■ **Extracted information**:

=======

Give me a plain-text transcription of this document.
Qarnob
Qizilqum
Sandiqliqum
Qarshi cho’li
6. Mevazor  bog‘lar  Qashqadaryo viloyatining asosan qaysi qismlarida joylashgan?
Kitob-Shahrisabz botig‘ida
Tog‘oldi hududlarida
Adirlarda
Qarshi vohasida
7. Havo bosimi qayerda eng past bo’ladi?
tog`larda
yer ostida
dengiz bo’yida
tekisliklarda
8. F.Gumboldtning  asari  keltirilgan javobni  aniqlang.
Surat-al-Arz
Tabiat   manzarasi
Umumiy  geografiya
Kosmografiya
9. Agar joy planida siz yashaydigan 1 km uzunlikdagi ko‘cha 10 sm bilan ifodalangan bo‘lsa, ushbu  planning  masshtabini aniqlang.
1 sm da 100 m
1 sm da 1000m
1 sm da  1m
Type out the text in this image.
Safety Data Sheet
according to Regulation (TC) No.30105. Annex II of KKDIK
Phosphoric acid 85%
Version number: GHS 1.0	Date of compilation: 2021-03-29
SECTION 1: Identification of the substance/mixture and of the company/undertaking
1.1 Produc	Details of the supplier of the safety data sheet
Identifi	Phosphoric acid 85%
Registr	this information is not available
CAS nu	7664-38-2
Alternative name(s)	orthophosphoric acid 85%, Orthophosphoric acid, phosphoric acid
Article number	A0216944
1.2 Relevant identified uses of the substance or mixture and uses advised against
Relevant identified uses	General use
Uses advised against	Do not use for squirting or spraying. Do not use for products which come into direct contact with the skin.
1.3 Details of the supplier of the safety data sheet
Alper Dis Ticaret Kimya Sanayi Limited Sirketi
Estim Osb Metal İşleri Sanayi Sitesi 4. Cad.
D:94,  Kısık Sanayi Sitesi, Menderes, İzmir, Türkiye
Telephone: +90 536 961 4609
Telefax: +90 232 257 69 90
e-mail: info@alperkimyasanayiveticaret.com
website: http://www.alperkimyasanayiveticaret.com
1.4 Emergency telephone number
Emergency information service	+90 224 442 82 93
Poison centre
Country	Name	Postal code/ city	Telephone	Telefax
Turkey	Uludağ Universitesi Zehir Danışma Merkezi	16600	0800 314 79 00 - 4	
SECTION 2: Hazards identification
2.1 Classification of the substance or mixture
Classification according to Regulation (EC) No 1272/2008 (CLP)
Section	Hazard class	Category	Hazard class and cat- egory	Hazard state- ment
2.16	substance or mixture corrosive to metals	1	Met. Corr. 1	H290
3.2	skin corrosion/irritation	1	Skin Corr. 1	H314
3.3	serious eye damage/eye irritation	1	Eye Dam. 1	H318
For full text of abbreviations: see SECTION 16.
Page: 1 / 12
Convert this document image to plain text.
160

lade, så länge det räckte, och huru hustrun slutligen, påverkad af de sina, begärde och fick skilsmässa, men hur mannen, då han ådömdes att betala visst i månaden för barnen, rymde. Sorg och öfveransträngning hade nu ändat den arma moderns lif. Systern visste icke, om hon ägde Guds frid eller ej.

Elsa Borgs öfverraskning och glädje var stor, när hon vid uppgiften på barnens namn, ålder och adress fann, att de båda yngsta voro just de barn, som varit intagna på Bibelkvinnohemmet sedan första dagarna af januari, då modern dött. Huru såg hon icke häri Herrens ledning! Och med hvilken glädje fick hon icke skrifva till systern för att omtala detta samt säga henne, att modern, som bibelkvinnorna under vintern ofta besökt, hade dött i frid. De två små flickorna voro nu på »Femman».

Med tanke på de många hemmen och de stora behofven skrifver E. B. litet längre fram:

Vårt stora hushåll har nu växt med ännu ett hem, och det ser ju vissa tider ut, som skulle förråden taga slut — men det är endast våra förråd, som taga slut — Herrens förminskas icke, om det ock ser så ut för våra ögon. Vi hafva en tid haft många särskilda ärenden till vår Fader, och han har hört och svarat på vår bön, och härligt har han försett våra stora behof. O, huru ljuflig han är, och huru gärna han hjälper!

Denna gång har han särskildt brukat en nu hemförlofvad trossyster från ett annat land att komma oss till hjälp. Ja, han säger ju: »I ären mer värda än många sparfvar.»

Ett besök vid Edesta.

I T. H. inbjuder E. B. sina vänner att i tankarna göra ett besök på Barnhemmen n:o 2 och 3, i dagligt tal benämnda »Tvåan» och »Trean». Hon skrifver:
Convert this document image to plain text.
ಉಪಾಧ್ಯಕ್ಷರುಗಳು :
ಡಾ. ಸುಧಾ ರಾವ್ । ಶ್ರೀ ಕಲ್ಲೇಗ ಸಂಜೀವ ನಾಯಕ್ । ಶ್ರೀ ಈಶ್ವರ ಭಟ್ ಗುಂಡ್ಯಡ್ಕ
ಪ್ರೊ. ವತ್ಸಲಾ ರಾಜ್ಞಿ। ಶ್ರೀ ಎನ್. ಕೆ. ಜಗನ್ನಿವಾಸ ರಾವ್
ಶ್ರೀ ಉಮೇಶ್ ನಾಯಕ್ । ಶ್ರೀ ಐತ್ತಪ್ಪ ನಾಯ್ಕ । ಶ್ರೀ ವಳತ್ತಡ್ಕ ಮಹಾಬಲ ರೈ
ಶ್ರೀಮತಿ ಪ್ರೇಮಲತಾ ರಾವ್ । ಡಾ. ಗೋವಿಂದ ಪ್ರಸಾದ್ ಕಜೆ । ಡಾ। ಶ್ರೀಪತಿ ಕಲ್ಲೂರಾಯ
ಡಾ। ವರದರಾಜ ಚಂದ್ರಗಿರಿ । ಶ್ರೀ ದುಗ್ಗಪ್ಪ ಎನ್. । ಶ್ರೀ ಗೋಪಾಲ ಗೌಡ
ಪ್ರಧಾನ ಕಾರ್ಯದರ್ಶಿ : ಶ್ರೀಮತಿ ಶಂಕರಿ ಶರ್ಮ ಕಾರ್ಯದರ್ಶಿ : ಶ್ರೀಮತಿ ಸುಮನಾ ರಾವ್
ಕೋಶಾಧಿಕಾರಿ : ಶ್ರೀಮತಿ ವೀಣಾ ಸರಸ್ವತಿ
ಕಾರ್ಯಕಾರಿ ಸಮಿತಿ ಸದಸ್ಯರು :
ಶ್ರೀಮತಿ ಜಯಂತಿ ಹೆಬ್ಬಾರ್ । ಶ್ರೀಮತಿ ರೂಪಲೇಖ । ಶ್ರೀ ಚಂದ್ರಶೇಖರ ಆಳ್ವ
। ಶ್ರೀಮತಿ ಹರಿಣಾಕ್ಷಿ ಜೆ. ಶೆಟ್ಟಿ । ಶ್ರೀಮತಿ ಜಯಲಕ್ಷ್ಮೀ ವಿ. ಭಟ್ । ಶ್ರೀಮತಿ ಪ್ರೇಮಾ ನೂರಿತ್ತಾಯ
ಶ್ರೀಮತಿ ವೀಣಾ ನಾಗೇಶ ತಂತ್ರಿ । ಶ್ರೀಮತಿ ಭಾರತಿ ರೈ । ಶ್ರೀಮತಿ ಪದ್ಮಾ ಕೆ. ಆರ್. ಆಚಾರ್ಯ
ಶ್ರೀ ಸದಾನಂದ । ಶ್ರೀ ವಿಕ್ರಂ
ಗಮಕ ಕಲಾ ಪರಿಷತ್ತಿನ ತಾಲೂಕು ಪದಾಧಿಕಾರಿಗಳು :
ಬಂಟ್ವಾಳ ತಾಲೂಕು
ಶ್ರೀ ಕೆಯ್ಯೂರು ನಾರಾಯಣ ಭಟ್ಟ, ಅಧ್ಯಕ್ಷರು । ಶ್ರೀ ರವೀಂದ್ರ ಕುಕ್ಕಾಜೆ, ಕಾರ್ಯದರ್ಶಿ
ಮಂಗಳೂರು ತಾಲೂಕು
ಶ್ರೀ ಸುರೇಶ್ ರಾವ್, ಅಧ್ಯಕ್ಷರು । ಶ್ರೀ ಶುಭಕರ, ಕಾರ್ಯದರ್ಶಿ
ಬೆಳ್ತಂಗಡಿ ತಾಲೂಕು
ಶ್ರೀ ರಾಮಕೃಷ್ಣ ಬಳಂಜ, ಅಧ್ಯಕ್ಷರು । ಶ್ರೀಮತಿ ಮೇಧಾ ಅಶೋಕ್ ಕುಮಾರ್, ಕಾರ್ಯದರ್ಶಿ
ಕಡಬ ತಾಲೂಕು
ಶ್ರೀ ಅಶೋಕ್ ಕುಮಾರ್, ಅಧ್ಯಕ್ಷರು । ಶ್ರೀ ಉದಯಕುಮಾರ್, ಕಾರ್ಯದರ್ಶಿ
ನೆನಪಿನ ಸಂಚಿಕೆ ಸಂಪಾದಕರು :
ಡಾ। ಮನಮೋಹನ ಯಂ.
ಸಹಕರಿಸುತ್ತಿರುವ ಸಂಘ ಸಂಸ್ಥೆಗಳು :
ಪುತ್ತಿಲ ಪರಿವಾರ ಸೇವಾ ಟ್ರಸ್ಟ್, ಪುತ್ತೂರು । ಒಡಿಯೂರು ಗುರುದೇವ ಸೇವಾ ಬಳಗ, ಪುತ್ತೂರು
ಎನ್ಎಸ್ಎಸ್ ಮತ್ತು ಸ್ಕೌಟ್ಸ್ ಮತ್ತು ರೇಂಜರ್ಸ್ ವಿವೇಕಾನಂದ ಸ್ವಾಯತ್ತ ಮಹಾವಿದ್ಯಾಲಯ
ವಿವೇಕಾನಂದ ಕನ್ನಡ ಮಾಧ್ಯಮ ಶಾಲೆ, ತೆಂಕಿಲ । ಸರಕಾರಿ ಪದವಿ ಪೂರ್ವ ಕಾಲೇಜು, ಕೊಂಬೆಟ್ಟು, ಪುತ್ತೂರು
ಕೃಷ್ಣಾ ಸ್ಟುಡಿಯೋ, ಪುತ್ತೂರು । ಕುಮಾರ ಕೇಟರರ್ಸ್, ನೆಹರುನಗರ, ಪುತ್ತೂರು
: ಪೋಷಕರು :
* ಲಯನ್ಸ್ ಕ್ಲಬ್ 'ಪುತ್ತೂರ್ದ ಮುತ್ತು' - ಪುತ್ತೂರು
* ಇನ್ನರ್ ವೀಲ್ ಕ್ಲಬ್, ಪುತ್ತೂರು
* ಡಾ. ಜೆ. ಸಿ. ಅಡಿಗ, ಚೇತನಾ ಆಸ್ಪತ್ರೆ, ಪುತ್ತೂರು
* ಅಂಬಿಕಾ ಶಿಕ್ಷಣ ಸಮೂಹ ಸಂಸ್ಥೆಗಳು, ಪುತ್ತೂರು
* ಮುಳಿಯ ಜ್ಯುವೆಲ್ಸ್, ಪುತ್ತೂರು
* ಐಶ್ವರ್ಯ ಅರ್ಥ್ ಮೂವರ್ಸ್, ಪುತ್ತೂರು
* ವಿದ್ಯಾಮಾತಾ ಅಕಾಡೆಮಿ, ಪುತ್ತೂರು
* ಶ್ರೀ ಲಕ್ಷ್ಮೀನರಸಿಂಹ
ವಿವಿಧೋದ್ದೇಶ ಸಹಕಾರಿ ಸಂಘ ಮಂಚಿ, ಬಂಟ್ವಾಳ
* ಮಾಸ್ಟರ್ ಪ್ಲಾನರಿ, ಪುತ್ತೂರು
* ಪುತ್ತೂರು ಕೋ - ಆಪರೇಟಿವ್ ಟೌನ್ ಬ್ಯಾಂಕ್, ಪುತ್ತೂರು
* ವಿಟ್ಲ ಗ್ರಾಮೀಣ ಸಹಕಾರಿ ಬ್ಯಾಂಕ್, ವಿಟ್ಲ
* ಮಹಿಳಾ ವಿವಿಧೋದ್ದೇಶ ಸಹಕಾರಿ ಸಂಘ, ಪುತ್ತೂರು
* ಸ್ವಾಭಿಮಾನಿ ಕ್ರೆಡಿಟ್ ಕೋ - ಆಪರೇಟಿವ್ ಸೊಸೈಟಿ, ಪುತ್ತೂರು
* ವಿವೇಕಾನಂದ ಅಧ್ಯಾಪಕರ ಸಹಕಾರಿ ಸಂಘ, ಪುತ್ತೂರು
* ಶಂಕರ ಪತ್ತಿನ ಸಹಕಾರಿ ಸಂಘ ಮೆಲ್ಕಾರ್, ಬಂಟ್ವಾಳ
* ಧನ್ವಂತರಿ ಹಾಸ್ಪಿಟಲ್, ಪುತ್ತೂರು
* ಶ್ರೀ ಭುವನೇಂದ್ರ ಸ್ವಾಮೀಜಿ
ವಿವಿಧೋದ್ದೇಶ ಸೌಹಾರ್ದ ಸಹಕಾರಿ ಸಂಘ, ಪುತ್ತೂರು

=======

■ **Work required**:
Find every line in the records that contains the word "Telefax"; copy those lines.

■ **Answer for the task**:
Telefax: +90 232 257 69 90
Country	Name	Postal code/ city	Telephone	Telefax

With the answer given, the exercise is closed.